Short task: Return all lines that include the string "JSON".

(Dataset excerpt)
+++

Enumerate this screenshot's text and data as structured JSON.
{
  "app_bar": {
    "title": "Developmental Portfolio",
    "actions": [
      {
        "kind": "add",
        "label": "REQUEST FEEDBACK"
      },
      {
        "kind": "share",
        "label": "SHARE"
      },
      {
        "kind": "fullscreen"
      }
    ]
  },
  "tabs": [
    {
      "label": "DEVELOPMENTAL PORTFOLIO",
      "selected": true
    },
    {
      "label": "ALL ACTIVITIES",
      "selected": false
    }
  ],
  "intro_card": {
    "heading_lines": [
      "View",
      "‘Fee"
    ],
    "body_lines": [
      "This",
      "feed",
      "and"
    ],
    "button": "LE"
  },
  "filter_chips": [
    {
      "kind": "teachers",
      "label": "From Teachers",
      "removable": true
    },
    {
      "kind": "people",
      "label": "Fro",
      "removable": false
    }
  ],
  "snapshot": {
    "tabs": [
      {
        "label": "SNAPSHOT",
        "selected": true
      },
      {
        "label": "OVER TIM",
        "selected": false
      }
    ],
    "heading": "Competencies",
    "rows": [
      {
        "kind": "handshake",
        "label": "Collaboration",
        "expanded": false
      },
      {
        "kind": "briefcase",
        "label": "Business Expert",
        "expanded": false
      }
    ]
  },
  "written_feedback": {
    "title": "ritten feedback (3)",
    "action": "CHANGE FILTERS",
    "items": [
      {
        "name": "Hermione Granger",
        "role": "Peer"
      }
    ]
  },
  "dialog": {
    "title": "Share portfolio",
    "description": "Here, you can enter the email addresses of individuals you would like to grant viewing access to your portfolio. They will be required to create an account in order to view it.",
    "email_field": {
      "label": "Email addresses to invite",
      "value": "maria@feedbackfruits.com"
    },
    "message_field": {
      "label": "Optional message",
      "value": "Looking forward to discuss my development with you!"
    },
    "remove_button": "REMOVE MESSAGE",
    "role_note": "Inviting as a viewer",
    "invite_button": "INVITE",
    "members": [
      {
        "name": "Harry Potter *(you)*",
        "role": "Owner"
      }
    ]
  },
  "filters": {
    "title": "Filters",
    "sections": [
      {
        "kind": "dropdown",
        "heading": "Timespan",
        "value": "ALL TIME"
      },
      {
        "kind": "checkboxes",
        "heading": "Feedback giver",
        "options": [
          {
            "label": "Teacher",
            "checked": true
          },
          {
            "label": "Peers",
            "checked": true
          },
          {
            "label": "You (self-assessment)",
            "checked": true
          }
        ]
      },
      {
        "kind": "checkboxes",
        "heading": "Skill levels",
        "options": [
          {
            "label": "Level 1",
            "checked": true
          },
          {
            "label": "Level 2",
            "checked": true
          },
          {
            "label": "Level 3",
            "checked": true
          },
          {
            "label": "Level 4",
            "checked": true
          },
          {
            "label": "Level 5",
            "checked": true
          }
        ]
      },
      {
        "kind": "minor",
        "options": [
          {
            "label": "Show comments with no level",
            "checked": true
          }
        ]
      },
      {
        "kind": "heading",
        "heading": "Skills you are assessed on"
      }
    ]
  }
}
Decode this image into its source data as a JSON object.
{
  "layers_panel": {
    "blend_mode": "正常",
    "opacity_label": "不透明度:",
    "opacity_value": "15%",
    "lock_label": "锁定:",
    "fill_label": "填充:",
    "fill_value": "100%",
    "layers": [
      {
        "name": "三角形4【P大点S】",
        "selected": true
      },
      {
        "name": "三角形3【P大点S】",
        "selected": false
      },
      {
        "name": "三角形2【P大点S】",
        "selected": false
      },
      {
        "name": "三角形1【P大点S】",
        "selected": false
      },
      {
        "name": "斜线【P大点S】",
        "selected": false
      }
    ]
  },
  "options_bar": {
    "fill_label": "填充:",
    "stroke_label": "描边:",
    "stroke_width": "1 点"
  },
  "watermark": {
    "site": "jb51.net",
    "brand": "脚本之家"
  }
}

+++

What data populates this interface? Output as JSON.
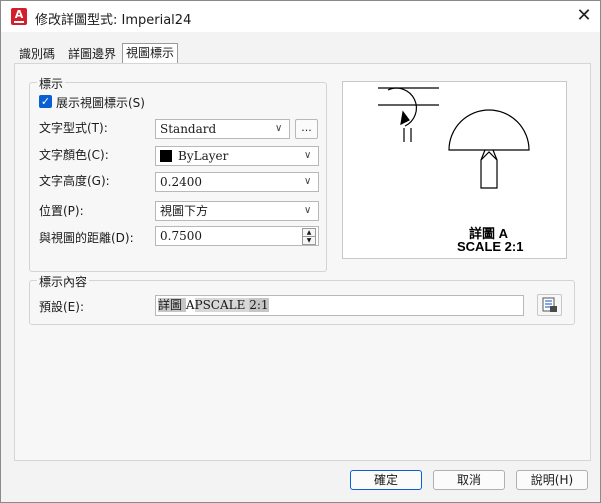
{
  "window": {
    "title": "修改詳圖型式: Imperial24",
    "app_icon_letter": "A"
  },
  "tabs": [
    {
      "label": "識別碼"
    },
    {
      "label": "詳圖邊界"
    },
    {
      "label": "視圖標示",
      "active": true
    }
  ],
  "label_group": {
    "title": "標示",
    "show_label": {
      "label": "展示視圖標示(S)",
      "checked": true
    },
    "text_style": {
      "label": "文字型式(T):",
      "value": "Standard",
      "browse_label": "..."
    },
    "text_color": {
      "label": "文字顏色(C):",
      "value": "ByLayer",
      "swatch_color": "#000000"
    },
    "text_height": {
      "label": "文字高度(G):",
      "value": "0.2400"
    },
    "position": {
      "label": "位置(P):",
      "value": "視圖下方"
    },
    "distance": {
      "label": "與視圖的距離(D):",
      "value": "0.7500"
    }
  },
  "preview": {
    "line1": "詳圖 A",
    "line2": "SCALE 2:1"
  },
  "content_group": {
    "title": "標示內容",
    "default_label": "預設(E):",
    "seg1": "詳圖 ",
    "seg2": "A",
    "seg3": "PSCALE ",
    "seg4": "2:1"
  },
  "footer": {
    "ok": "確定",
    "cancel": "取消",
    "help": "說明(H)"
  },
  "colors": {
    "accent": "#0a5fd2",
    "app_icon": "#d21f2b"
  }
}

+++

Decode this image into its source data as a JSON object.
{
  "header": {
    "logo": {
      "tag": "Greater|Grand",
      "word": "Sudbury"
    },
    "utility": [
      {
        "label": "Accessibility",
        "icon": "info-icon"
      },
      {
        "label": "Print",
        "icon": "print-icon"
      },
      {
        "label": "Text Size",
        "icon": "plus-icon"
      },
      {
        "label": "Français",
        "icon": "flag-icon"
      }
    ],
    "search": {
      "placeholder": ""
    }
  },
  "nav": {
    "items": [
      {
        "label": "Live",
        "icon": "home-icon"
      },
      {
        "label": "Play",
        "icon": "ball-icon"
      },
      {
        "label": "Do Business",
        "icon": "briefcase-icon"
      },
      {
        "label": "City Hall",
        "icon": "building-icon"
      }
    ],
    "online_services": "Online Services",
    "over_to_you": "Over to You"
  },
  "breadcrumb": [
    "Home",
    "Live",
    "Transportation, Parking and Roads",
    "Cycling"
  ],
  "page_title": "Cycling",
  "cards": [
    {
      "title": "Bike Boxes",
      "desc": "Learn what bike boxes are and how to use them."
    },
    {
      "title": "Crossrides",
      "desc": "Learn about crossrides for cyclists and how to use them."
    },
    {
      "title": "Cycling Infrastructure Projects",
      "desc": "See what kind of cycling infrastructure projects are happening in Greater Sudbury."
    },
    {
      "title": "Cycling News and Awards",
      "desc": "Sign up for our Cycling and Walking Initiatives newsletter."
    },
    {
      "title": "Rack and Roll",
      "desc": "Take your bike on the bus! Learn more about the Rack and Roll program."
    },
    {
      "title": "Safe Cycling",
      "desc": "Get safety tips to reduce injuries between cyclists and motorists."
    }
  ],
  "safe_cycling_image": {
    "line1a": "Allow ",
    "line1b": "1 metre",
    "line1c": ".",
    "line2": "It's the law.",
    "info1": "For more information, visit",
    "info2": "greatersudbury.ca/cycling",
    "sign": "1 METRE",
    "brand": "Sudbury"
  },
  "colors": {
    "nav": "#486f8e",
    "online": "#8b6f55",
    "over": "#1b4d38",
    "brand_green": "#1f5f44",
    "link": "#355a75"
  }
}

+++

Solution for this exercise:
Enumerate this screenshot's text and data as structured JSON.
Decode this image into its source data as a JSON object.
What data populates this interface? Output as JSON.
Decode this image into its source data as a JSON object.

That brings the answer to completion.